▸ **EXERCISE**: In your copy, leave out the pictures; write out all the data exactly.

--- DATA FOR THIS TASK ---

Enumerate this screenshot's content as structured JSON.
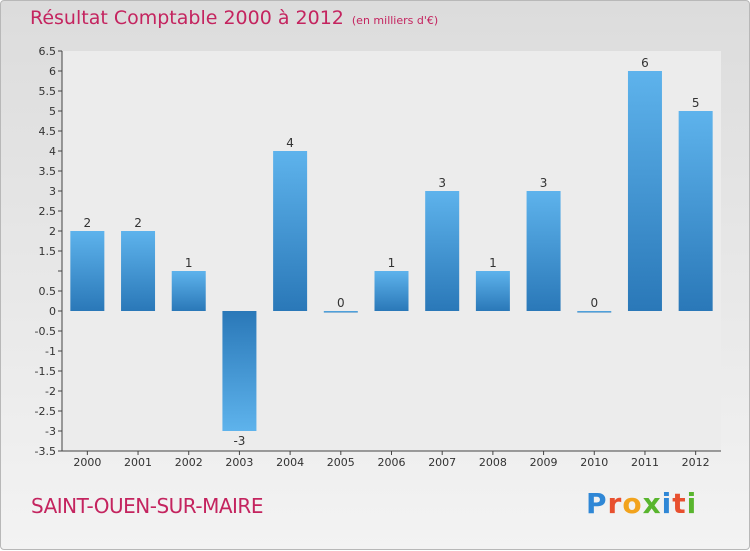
{
  "title": "Résultat Comptable 2000 à 2012",
  "subtitle": "(en milliers d'€)",
  "commune": "SAINT-OUEN-SUR-MAIRE",
  "brand": "Proxiti",
  "colors": {
    "title": "#c4245f",
    "bar_top": "#5eb3ec",
    "bar_bottom": "#2a78b8"
  },
  "chart_data": {
    "type": "bar",
    "title": "Résultat Comptable 2000 à 2012",
    "xlabel": "",
    "ylabel": "(en milliers d'€)",
    "categories": [
      "2000",
      "2001",
      "2002",
      "2003",
      "2004",
      "2005",
      "2006",
      "2007",
      "2008",
      "2009",
      "2010",
      "2011",
      "2012"
    ],
    "values": [
      2,
      2,
      1,
      -3,
      4,
      0,
      1,
      3,
      1,
      3,
      0,
      6,
      5
    ],
    "value_labels": [
      "2",
      "2",
      "1",
      "-3",
      "4",
      "0",
      "1",
      "3",
      "1",
      "3",
      "0",
      "6",
      "5"
    ],
    "ylim": [
      -3.5,
      6.5
    ],
    "yticks": [
      6.5,
      6,
      5.5,
      5,
      4.5,
      4,
      3.5,
      3,
      2.5,
      2,
      1.5,
      1,
      0.5,
      0,
      -0.5,
      -1,
      -1.5,
      -2,
      -2.5,
      -3,
      -3.5
    ],
    "ytick_labels": [
      "6.5",
      "6",
      "5.5",
      "5",
      "4.5",
      "4",
      "3.5",
      "3",
      "2.5",
      "2",
      "1.5",
      "",
      "0.5",
      "0",
      "-0.5",
      "-1",
      "-1.5",
      "-2",
      "-2.5",
      "-3",
      "-3.5"
    ],
    "grid": false
  }
}
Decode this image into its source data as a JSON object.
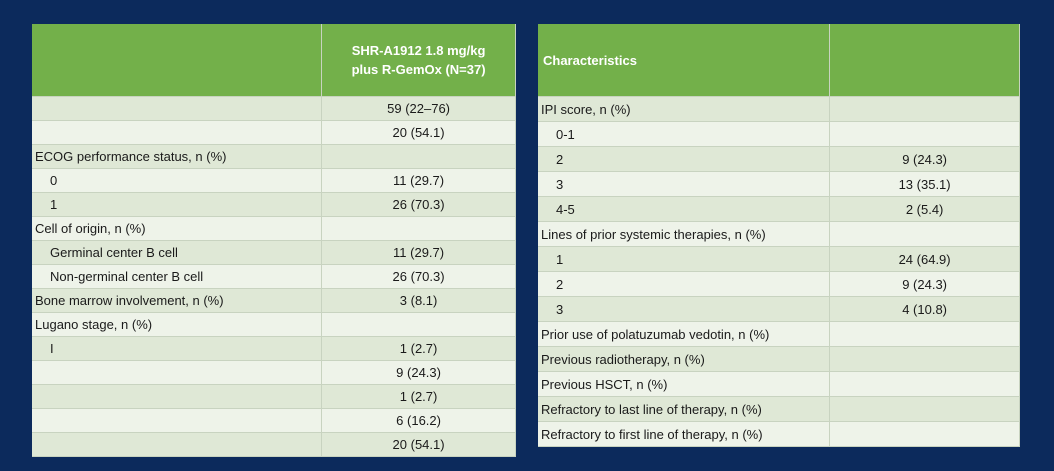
{
  "left_table": {
    "header": {
      "col1": "",
      "col2": "SHR-A1912 1.8 mg/kg plus R-GemOx (N=37)"
    },
    "rows": [
      {
        "label": "",
        "value": "59 (22–76)",
        "indent": false
      },
      {
        "label": "",
        "value": "20 (54.1)",
        "indent": false
      },
      {
        "label": "ECOG performance status, n (%)",
        "value": "",
        "indent": false
      },
      {
        "label": "0",
        "value": "11 (29.7)",
        "indent": true
      },
      {
        "label": "1",
        "value": "26 (70.3)",
        "indent": true
      },
      {
        "label": "Cell of origin, n (%)",
        "value": "",
        "indent": false
      },
      {
        "label": "Germinal center B cell",
        "value": "11 (29.7)",
        "indent": true
      },
      {
        "label": "Non-germinal center B cell",
        "value": "26 (70.3)",
        "indent": true
      },
      {
        "label": "Bone marrow involvement, n (%)",
        "value": "3 (8.1)",
        "indent": false
      },
      {
        "label": "Lugano stage, n (%)",
        "value": "",
        "indent": false
      },
      {
        "label": "I",
        "value": "1 (2.7)",
        "indent": true
      },
      {
        "label": "",
        "value": "9 (24.3)",
        "indent": true
      },
      {
        "label": "",
        "value": "1 (2.7)",
        "indent": true
      },
      {
        "label": "",
        "value": "6 (16.2)",
        "indent": true
      },
      {
        "label": "",
        "value": "20 (54.1)",
        "indent": true
      }
    ]
  },
  "right_table": {
    "header": {
      "col1": "Characteristics",
      "col2": ""
    },
    "rows": [
      {
        "label": "IPI score, n (%)",
        "value": "",
        "indent": false
      },
      {
        "label": "0-1",
        "value": "",
        "indent": true
      },
      {
        "label": "2",
        "value": "9 (24.3)",
        "indent": true
      },
      {
        "label": "3",
        "value": "13 (35.1)",
        "indent": true
      },
      {
        "label": "4-5",
        "value": "2 (5.4)",
        "indent": true
      },
      {
        "label": "Lines of prior systemic therapies, n (%)",
        "value": "",
        "indent": false
      },
      {
        "label": "1",
        "value": "24 (64.9)",
        "indent": true
      },
      {
        "label": "2",
        "value": "9 (24.3)",
        "indent": true
      },
      {
        "label": "3",
        "value": "4 (10.8)",
        "indent": true
      },
      {
        "label": "Prior use of polatuzumab vedotin, n (%)",
        "value": "",
        "indent": false
      },
      {
        "label": "Previous radiotherapy, n (%)",
        "value": "",
        "indent": false
      },
      {
        "label": "Previous HSCT, n (%)",
        "value": "",
        "indent": false
      },
      {
        "label": "Refractory to last line of therapy, n (%)",
        "value": "",
        "indent": false
      },
      {
        "label": "Refractory to first line of therapy, n (%)",
        "value": "",
        "indent": false
      }
    ]
  },
  "colors": {
    "background": "#0c2a5c",
    "header_green": "#73b04a",
    "row_odd": "#dfe8d6",
    "row_even": "#eef3e9"
  }
}
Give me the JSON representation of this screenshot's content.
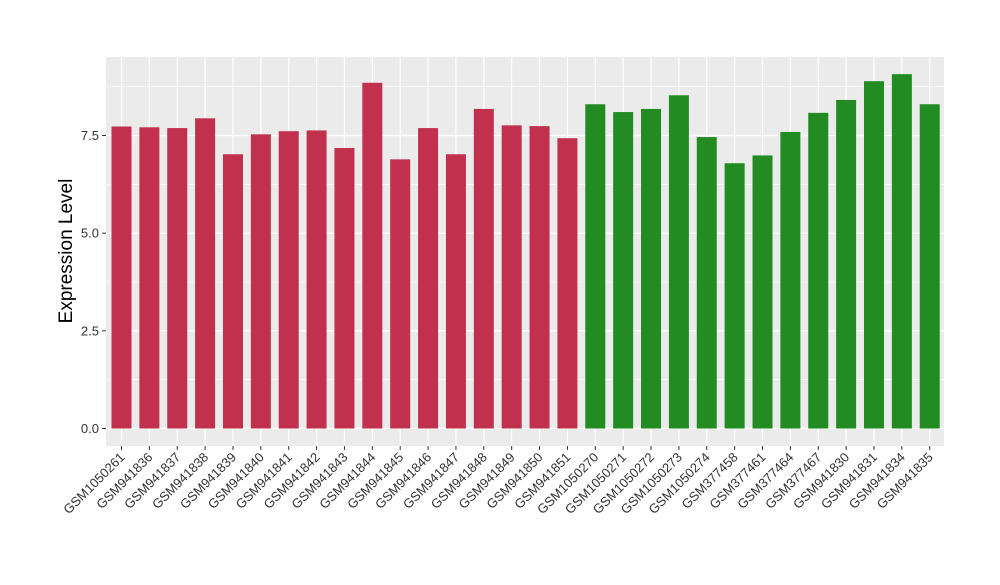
{
  "chart_data": {
    "type": "bar",
    "title": "",
    "xlabel": "",
    "ylabel": "Expression Level",
    "ylim": [
      0,
      9.5
    ],
    "yticks": [
      0,
      2.5,
      5,
      7.5
    ],
    "ytick_labels": [
      "0.0",
      "2.5",
      "5.0",
      "7.5"
    ],
    "grid": true,
    "legend": "none",
    "colors": {
      "group1": "#C1304D",
      "group2": "#228B22",
      "panel": "#EBEBEB",
      "grid": "#FFFFFF"
    },
    "categories": [
      "GSM1050261",
      "GSM941836",
      "GSM941837",
      "GSM941838",
      "GSM941839",
      "GSM941840",
      "GSM941841",
      "GSM941842",
      "GSM941843",
      "GSM941844",
      "GSM941845",
      "GSM941846",
      "GSM941847",
      "GSM941848",
      "GSM941849",
      "GSM941850",
      "GSM941851",
      "GSM1050270",
      "GSM1050271",
      "GSM1050272",
      "GSM1050273",
      "GSM1050274",
      "GSM377458",
      "GSM377461",
      "GSM377464",
      "GSM377467",
      "GSM941830",
      "GSM941831",
      "GSM941834",
      "GSM941835"
    ],
    "values": [
      7.73,
      7.71,
      7.69,
      7.94,
      7.02,
      7.53,
      7.61,
      7.63,
      7.18,
      8.85,
      6.89,
      7.69,
      7.02,
      8.18,
      7.76,
      7.74,
      7.43,
      8.3,
      8.1,
      8.18,
      8.53,
      7.46,
      6.79,
      6.99,
      7.59,
      8.08,
      8.41,
      8.89,
      9.07,
      8.3
    ],
    "groups": [
      1,
      1,
      1,
      1,
      1,
      1,
      1,
      1,
      1,
      1,
      1,
      1,
      1,
      1,
      1,
      1,
      1,
      2,
      2,
      2,
      2,
      2,
      2,
      2,
      2,
      2,
      2,
      2,
      2,
      2
    ]
  }
}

---

▸ **RESULT OF THIS TASK**:
Enumerate this screenshot's content as structured JSON.
{
  "title": "Résultat Comptable 2000 à 2012",
  "subtitle": "(en milliers d'€)",
  "commune": "SAINT-OUEN-SUR-MAIRE",
  "brand": "Proxiti",
  "colors": {
    "title": "#c4245f",
    "bar_top": "#5eb3ec",
    "bar_bottom": "#2a78b8"
  },
  "chart_data": {
    "type": "bar",
    "title": "Résultat Comptable 2000 à 2012",
    "xlabel": "",
    "ylabel": "(en milliers d'€)",
    "categories": [
      "2000",
      "2001",
      "2002",
      "2003",
      "2004",
      "2005",
      "2006",
      "2007",
      "2008",
      "2009",
      "2010",
      "2011",
      "2012"
    ],
    "values": [
      2,
      2,
      1,
      -3,
      4,
      0,
      1,
      3,
      1,
      3,
      0,
      6,
      5
    ],
    "value_labels": [
      "2",
      "2",
      "1",
      "-3",
      "4",
      "0",
      "1",
      "3",
      "1",
      "3",
      "0",
      "6",
      "5"
    ],
    "ylim": [
      -3.5,
      6.5
    ],
    "yticks": [
      6.5,
      6,
      5.5,
      5,
      4.5,
      4,
      3.5,
      3,
      2.5,
      2,
      1.5,
      1,
      0.5,
      0,
      -0.5,
      -1,
      -1.5,
      -2,
      -2.5,
      -3,
      -3.5
    ],
    "ytick_labels": [
      "6.5",
      "6",
      "5.5",
      "5",
      "4.5",
      "4",
      "3.5",
      "3",
      "2.5",
      "2",
      "1.5",
      "",
      "0.5",
      "0",
      "-0.5",
      "-1",
      "-1.5",
      "-2",
      "-2.5",
      "-3",
      "-3.5"
    ],
    "grid": false
  }
}
Decode this image into its source data as a JSON object.
{
  "left_table": {
    "header": {
      "col1": "",
      "col2": "SHR-A1912 1.8 mg/kg plus R-GemOx (N=37)"
    },
    "rows": [
      {
        "label": "",
        "value": "59 (22–76)",
        "indent": false
      },
      {
        "label": "",
        "value": "20 (54.1)",
        "indent": false
      },
      {
        "label": "ECOG performance status, n (%)",
        "value": "",
        "indent": false
      },
      {
        "label": "0",
        "value": "11 (29.7)",
        "indent": true
      },
      {
        "label": "1",
        "value": "26 (70.3)",
        "indent": true
      },
      {
        "label": "Cell of origin, n (%)",
        "value": "",
        "indent": false
      },
      {
        "label": "Germinal center B cell",
        "value": "11 (29.7)",
        "indent": true
      },
      {
        "label": "Non-germinal center B cell",
        "value": "26 (70.3)",
        "indent": true
      },
      {
        "label": "Bone marrow involvement, n (%)",
        "value": "3 (8.1)",
        "indent": false
      },
      {
        "label": "Lugano stage, n (%)",
        "value": "",
        "indent": false
      },
      {
        "label": "I",
        "value": "1 (2.7)",
        "indent": true
      },
      {
        "label": "",
        "value": "9 (24.3)",
        "indent": true
      },
      {
        "label": "",
        "value": "1 (2.7)",
        "indent": true
      },
      {
        "label": "",
        "value": "6 (16.2)",
        "indent": true
      },
      {
        "label": "",
        "value": "20 (54.1)",
        "indent": true
      }
    ]
  },
  "right_table": {
    "header": {
      "col1": "Characteristics",
      "col2": ""
    },
    "rows": [
      {
        "label": "IPI score, n (%)",
        "value": "",
        "indent": false
      },
      {
        "label": "0-1",
        "value": "",
        "indent": true
      },
      {
        "label": "2",
        "value": "9 (24.3)",
        "indent": true
      },
      {
        "label": "3",
        "value": "13 (35.1)",
        "indent": true
      },
      {
        "label": "4-5",
        "value": "2 (5.4)",
        "indent": true
      },
      {
        "label": "Lines of prior systemic therapies, n (%)",
        "value": "",
        "indent": false
      },
      {
        "label": "1",
        "value": "24 (64.9)",
        "indent": true
      },
      {
        "label": "2",
        "value": "9 (24.3)",
        "indent": true
      },
      {
        "label": "3",
        "value": "4 (10.8)",
        "indent": true
      },
      {
        "label": "Prior use of polatuzumab vedotin, n (%)",
        "value": "",
        "indent": false
      },
      {
        "label": "Previous radiotherapy, n (%)",
        "value": "",
        "indent": false
      },
      {
        "label": "Previous HSCT, n (%)",
        "value": "",
        "indent": false
      },
      {
        "label": "Refractory to last line of therapy, n (%)",
        "value": "",
        "indent": false
      },
      {
        "label": "Refractory to first line of therapy, n (%)",
        "value": "",
        "indent": false
      }
    ]
  },
  "colors": {
    "background": "#0c2a5c",
    "header_green": "#73b04a",
    "row_odd": "#dfe8d6",
    "row_even": "#eef3e9"
  }
}
Give me the JSON representation of this screenshot's content.
{
  "chart_data": {
    "type": "bar",
    "title": "",
    "xlabel": "",
    "ylabel": "Expression Level",
    "ylim": [
      0,
      9.5
    ],
    "yticks": [
      0,
      2.5,
      5,
      7.5
    ],
    "ytick_labels": [
      "0.0",
      "2.5",
      "5.0",
      "7.5"
    ],
    "grid": true,
    "legend": "none",
    "colors": {
      "group1": "#C1304D",
      "group2": "#228B22",
      "panel": "#EBEBEB",
      "grid": "#FFFFFF"
    },
    "categories": [
      "GSM1050261",
      "GSM941836",
      "GSM941837",
      "GSM941838",
      "GSM941839",
      "GSM941840",
      "GSM941841",
      "GSM941842",
      "GSM941843",
      "GSM941844",
      "GSM941845",
      "GSM941846",
      "GSM941847",
      "GSM941848",
      "GSM941849",
      "GSM941850",
      "GSM941851",
      "GSM1050270",
      "GSM1050271",
      "GSM1050272",
      "GSM1050273",
      "GSM1050274",
      "GSM377458",
      "GSM377461",
      "GSM377464",
      "GSM377467",
      "GSM941830",
      "GSM941831",
      "GSM941834",
      "GSM941835"
    ],
    "values": [
      7.73,
      7.71,
      7.69,
      7.94,
      7.02,
      7.53,
      7.61,
      7.63,
      7.18,
      8.85,
      6.89,
      7.69,
      7.02,
      8.18,
      7.76,
      7.74,
      7.43,
      8.3,
      8.1,
      8.18,
      8.53,
      7.46,
      6.79,
      6.99,
      7.59,
      8.08,
      8.41,
      8.89,
      9.07,
      8.3
    ],
    "groups": [
      1,
      1,
      1,
      1,
      1,
      1,
      1,
      1,
      1,
      1,
      1,
      1,
      1,
      1,
      1,
      1,
      1,
      2,
      2,
      2,
      2,
      2,
      2,
      2,
      2,
      2,
      2,
      2,
      2,
      2
    ]
  }
}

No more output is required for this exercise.